▸ **Aim of the exercise**: Track down each line that has the word "Predicted" and copy it.

-- Start of Records shown --

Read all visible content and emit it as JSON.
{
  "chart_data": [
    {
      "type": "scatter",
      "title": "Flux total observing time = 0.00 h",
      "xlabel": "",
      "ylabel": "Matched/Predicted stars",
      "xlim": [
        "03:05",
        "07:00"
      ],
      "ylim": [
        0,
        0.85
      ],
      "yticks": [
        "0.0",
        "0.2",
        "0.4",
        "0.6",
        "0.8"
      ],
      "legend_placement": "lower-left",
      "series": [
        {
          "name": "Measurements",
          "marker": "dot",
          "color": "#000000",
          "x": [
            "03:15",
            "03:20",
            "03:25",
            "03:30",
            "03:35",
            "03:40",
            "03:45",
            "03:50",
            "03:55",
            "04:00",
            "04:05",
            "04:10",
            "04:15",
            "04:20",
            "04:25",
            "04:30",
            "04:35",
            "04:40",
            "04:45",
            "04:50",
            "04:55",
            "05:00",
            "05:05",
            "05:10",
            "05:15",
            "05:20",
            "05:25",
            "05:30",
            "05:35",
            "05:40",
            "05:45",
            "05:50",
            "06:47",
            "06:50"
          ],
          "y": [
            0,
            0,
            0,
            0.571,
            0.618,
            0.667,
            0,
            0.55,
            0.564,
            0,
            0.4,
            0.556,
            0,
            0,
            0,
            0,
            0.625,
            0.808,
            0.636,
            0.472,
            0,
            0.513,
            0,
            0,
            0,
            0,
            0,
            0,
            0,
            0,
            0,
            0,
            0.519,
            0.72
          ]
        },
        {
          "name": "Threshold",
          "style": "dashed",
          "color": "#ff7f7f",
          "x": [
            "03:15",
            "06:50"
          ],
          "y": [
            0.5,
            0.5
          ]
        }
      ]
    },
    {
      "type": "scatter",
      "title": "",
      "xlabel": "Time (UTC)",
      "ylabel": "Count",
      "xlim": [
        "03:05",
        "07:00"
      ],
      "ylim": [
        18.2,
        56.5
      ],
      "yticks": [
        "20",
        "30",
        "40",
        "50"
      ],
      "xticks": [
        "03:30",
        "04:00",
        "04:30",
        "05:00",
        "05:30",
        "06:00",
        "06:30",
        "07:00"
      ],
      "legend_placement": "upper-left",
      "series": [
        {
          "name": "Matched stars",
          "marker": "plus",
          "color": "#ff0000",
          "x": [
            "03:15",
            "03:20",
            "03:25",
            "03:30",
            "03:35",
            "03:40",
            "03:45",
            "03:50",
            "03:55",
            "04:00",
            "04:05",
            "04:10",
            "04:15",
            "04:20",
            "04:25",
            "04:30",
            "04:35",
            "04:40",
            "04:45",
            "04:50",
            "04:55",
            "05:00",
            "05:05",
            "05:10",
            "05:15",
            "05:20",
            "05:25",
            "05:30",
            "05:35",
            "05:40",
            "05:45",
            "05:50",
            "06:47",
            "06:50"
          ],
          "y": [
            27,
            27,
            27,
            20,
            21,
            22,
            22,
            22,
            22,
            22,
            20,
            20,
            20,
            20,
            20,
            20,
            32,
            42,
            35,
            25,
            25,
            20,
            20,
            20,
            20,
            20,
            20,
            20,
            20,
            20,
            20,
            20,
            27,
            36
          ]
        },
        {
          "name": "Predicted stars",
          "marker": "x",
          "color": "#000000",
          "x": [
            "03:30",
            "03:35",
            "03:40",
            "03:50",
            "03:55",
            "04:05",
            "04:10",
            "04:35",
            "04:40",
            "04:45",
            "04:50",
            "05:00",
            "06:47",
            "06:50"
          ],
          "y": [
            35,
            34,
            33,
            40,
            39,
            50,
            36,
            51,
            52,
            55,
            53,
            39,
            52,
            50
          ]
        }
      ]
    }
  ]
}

-- End of Records shown --

▸ **Response**:
      "ylabel": "Matched/Predicted stars",
          "name": "Predicted stars",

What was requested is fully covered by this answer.